▶ **Stated problem**
Verbatim output of all the material below is required.

┄┄┄┄┄┄┄┄┄┄┄┄┄┄┄┄┄┄┄┄

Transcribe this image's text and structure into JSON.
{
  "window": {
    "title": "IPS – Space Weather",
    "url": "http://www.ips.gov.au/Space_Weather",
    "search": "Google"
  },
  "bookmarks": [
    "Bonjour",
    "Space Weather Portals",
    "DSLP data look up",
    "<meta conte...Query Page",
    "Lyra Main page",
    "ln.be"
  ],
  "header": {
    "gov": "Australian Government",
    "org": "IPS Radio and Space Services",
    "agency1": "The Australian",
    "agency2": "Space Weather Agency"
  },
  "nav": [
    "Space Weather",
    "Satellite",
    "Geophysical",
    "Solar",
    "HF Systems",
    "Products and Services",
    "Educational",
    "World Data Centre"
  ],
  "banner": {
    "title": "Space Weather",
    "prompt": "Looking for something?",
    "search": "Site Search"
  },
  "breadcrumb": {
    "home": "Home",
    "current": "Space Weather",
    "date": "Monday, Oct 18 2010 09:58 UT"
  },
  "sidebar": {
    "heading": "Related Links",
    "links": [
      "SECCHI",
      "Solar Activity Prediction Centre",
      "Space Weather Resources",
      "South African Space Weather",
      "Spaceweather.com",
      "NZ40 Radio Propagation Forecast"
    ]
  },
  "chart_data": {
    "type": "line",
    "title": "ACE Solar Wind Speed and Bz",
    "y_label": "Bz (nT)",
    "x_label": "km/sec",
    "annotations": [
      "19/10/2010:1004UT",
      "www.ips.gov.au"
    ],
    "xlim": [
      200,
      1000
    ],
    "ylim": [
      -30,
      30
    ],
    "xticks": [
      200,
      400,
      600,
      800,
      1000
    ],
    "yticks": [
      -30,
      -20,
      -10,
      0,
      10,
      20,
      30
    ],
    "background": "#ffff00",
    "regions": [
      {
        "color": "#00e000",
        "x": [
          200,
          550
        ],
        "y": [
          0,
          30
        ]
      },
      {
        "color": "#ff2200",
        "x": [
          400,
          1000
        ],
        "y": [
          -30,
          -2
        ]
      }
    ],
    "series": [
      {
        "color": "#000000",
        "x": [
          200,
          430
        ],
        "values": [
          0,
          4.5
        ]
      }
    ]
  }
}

┄┄┄┄┄┄┄┄┄┄┄┄┄┄┄┄┄┄┄┄

▶ **Exercise solution**
Transcribe this image's text and structure into JSON.
{
  "window": {
    "title": "IPS – Space Weather",
    "url": "http://www.ips.gov.au/Space_Weather",
    "search": "Google"
  },
  "bookmarks": [
    "Bonjour",
    "Space Weather Portals",
    "DSLP data look up",
    "<meta conte...Query Page",
    "Lyra Main page",
    "ln.be"
  ],
  "header": {
    "gov": "Australian Government",
    "org": "IPS Radio and Space Services",
    "agency1": "The Australian",
    "agency2": "Space Weather Agency"
  },
  "nav": [
    "Space Weather",
    "Satellite",
    "Geophysical",
    "Solar",
    "HF Systems",
    "Products and Services",
    "Educational",
    "World Data Centre"
  ],
  "banner": {
    "title": "Space Weather",
    "prompt": "Looking for something?",
    "search": "Site Search"
  },
  "breadcrumb": {
    "home": "Home",
    "current": "Space Weather",
    "date": "Monday, Oct 18 2010 09:58 UT"
  },
  "sidebar": {
    "heading": "Related Links",
    "links": [
      "SECCHI",
      "Solar Activity Prediction Centre",
      "Space Weather Resources",
      "South African Space Weather",
      "Spaceweather.com",
      "NZ40 Radio Propagation Forecast"
    ]
  },
  "chart_data": {
    "type": "line",
    "title": "ACE Solar Wind Speed and Bz",
    "y_label": "Bz (nT)",
    "x_label": "km/sec",
    "annotations": [
      "19/10/2010:1004UT",
      "www.ips.gov.au"
    ],
    "xlim": [
      200,
      1000
    ],
    "ylim": [
      -30,
      30
    ],
    "xticks": [
      200,
      400,
      600,
      800,
      1000
    ],
    "yticks": [
      -30,
      -20,
      -10,
      0,
      10,
      20,
      30
    ],
    "background": "#ffff00",
    "regions": [
      {
        "color": "#00e000",
        "x": [
          200,
          550
        ],
        "y": [
          0,
          30
        ]
      },
      {
        "color": "#ff2200",
        "x": [
          400,
          1000
        ],
        "y": [
          -30,
          -2
        ]
      }
    ],
    "series": [
      {
        "color": "#000000",
        "x": [
          200,
          430
        ],
        "values": [
          0,
          4.5
        ]
      }
    ]
  }
}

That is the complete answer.